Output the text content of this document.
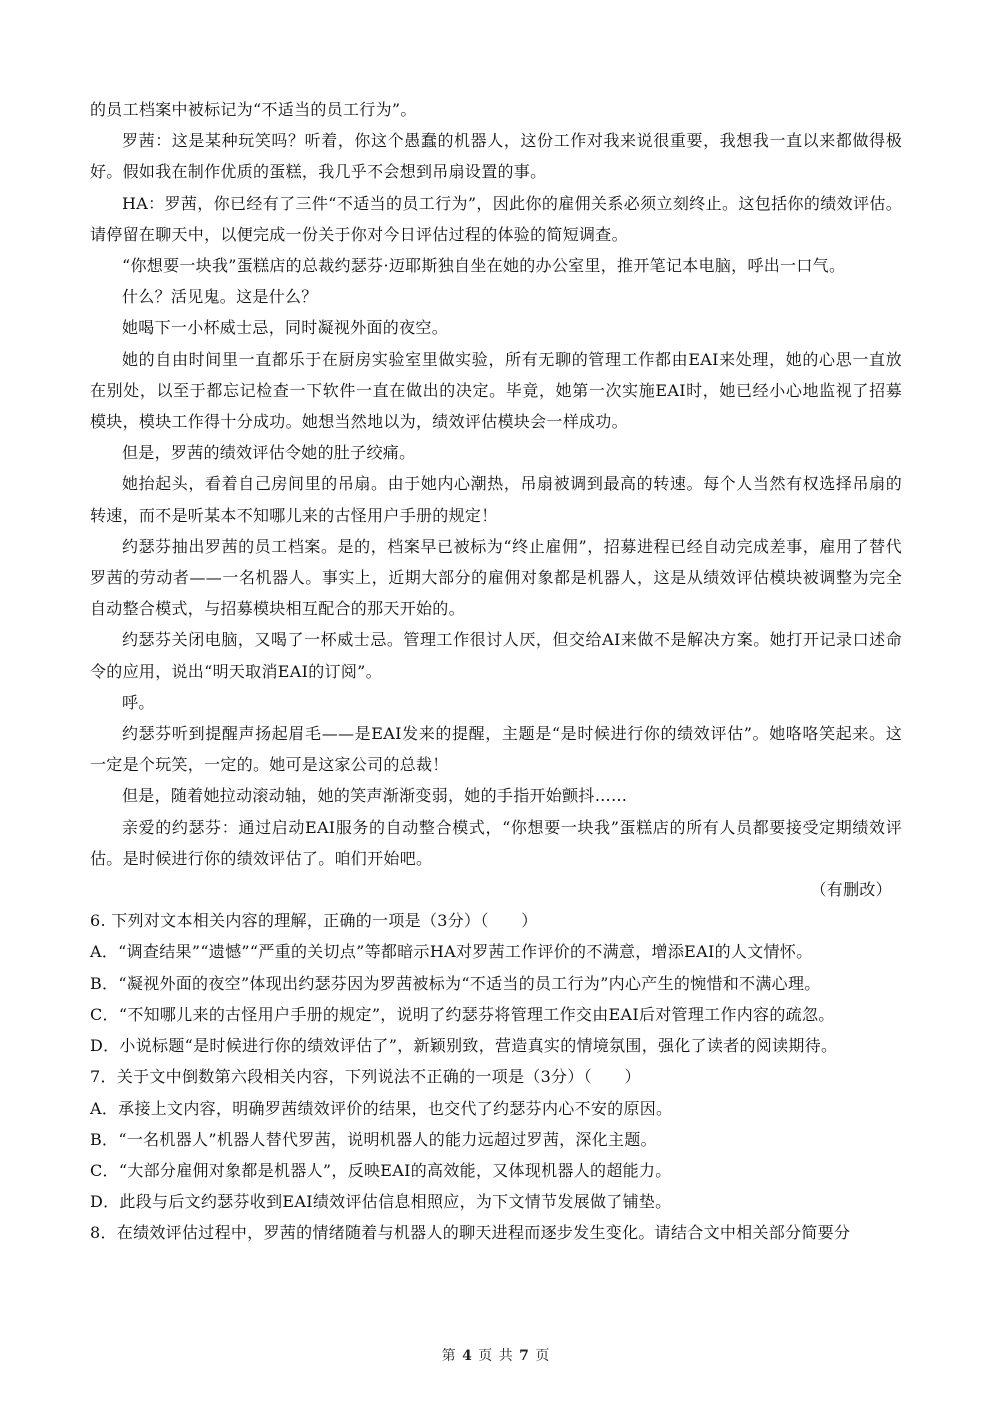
的员工档案中被标记为“不适当的员工行为”。

罗茜：这是某种玩笑吗？听着，你这个愚蠢的机器人，这份工作对我来说很重要，我想我一直以来都做得极好。假如我在制作优质的蛋糕，我几乎不会想到吊扇设置的事。

HA：罗茜，你已经有了三件“不适当的员工行为”，因此你的雇佣关系必须立刻终止。这包括你的绩效评估。请停留在聊天中，以便完成一份关于你对今日评估过程的体验的简短调查。

“你想要一块我”蛋糕店的总裁约瑟芬·迈耶斯独自坐在她的办公室里，推开笔记本电脑，呼出一口气。

什么？活见鬼。这是什么？

她喝下一小杯威士忌，同时凝视外面的夜空。

她的自由时间里一直都乐于在厨房实验室里做实验，所有无聊的管理工作都由EAI来处理，她的心思一直放在别处，以至于都忘记检查一下软件一直在做出的决定。毕竟，她第一次实施EAI时，她已经小心地监视了招募模块，模块工作得十分成功。她想当然地以为，绩效评估模块会一样成功。

但是，罗茜的绩效评估令她的肚子绞痛。

她抬起头，看着自己房间里的吊扇。由于她内心潮热，吊扇被调到最高的转速。每个人当然有权选择吊扇的转速，而不是听某本不知哪儿来的古怪用户手册的规定！

约瑟芬抽出罗茜的员工档案。是的，档案早已被标为“终止雇佣”，招募进程已经自动完成差事，雇用了替代罗茜的劳动者——一名机器人。事实上，近期大部分的雇佣对象都是机器人，这是从绩效评估模块被调整为完全自动整合模式，与招募模块相互配合的那天开始的。

约瑟芬关闭电脑，又喝了一杯威士忌。管理工作很讨人厌，但交给AI来做不是解决方案。她打开记录口述命令的应用，说出“明天取消EAI的订阅”。

呼。

约瑟芬听到提醒声扬起眉毛——是EAI发来的提醒，主题是“是时候进行你的绩效评估”。她咯咯笑起来。这一定是个玩笑，一定的。她可是这家公司的总裁！

但是，随着她拉动滚动轴，她的笑声渐渐变弱，她的手指开始颤抖……

亲爱的约瑟芬：通过启动EAI服务的自动整合模式，“你想要一块我”蛋糕店的所有人员都要接受定期绩效评估。是时候进行你的绩效评估了。咱们开始吧。

（有删改）

6. 下列对文本相关内容的理解，正确的一项是（3分）（　　）

A．“调查结果”“遗憾”“严重的关切点”等都暗示HA对罗茜工作评价的不满意，增添EAI的人文情怀。

B．“凝视外面的夜空”体现出约瑟芬因为罗茜被标为“不适当的员工行为”内心产生的惋惜和不满心理。

C．“不知哪儿来的古怪用户手册的规定”，说明了约瑟芬将管理工作交由EAI后对管理工作内容的疏忽。

D．小说标题“是时候进行你的绩效评估了”，新颖别致，营造真实的情境氛围，强化了读者的阅读期待。

7．关于文中倒数第六段相关内容，下列说法不正确的一项是（3分）（　　）

A．承接上文内容，明确罗茜绩效评价的结果，也交代了约瑟芬内心不安的原因。

B．“一名机器人”机器人替代罗茜，说明机器人的能力远超过罗茜，深化主题。

C．“大部分雇佣对象都是机器人”，反映EAI的高效能，又体现机器人的超能力。

D．此段与后文约瑟芬收到EAI绩效评估信息相照应，为下文情节发展做了铺垫。

8．在绩效评估过程中，罗茜的情绪随着与机器人的聊天进程而逐步发生变化。请结合文中相关部分简要分

第 4 页 共 7 页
========================
== EXERCISE PROMPT ==
Reproduce the data verbatim. Do not carry any picture into the copy.

== EXERCISE RESPONSE ==
Output the text content of this document.
的员工档案中被标记为“不适当的员工行为”。

罗茜：这是某种玩笑吗？听着，你这个愚蠢的机器人，这份工作对我来说很重要，我想我一直以来都做得极好。假如我在制作优质的蛋糕，我几乎不会想到吊扇设置的事。

HA：罗茜，你已经有了三件“不适当的员工行为”，因此你的雇佣关系必须立刻终止。这包括你的绩效评估。请停留在聊天中，以便完成一份关于你对今日评估过程的体验的简短调查。

“你想要一块我”蛋糕店的总裁约瑟芬·迈耶斯独自坐在她的办公室里，推开笔记本电脑，呼出一口气。

什么？活见鬼。这是什么？

她喝下一小杯威士忌，同时凝视外面的夜空。

她的自由时间里一直都乐于在厨房实验室里做实验，所有无聊的管理工作都由EAI来处理，她的心思一直放在别处，以至于都忘记检查一下软件一直在做出的决定。毕竟，她第一次实施EAI时，她已经小心地监视了招募模块，模块工作得十分成功。她想当然地以为，绩效评估模块会一样成功。

但是，罗茜的绩效评估令她的肚子绞痛。

她抬起头，看着自己房间里的吊扇。由于她内心潮热，吊扇被调到最高的转速。每个人当然有权选择吊扇的转速，而不是听某本不知哪儿来的古怪用户手册的规定！

约瑟芬抽出罗茜的员工档案。是的，档案早已被标为“终止雇佣”，招募进程已经自动完成差事，雇用了替代罗茜的劳动者——一名机器人。事实上，近期大部分的雇佣对象都是机器人，这是从绩效评估模块被调整为完全自动整合模式，与招募模块相互配合的那天开始的。

约瑟芬关闭电脑，又喝了一杯威士忌。管理工作很讨人厌，但交给AI来做不是解决方案。她打开记录口述命令的应用，说出“明天取消EAI的订阅”。

呼。

约瑟芬听到提醒声扬起眉毛——是EAI发来的提醒，主题是“是时候进行你的绩效评估”。她咯咯笑起来。这一定是个玩笑，一定的。她可是这家公司的总裁！

但是，随着她拉动滚动轴，她的笑声渐渐变弱，她的手指开始颤抖……

亲爱的约瑟芬：通过启动EAI服务的自动整合模式，“你想要一块我”蛋糕店的所有人员都要接受定期绩效评估。是时候进行你的绩效评估了。咱们开始吧。

（有删改）

6. 下列对文本相关内容的理解，正确的一项是（3分）（　　）

A．“调查结果”“遗憾”“严重的关切点”等都暗示HA对罗茜工作评价的不满意，增添EAI的人文情怀。

B．“凝视外面的夜空”体现出约瑟芬因为罗茜被标为“不适当的员工行为”内心产生的惋惜和不满心理。

C．“不知哪儿来的古怪用户手册的规定”，说明了约瑟芬将管理工作交由EAI后对管理工作内容的疏忽。

D．小说标题“是时候进行你的绩效评估了”，新颖别致，营造真实的情境氛围，强化了读者的阅读期待。

7．关于文中倒数第六段相关内容，下列说法不正确的一项是（3分）（　　）

A．承接上文内容，明确罗茜绩效评价的结果，也交代了约瑟芬内心不安的原因。

B．“一名机器人”机器人替代罗茜，说明机器人的能力远超过罗茜，深化主题。

C．“大部分雇佣对象都是机器人”，反映EAI的高效能，又体现机器人的超能力。

D．此段与后文约瑟芬收到EAI绩效评估信息相照应，为下文情节发展做了铺垫。

8．在绩效评估过程中，罗茜的情绪随着与机器人的聊天进程而逐步发生变化。请结合文中相关部分简要分

第 4 页 共 7 页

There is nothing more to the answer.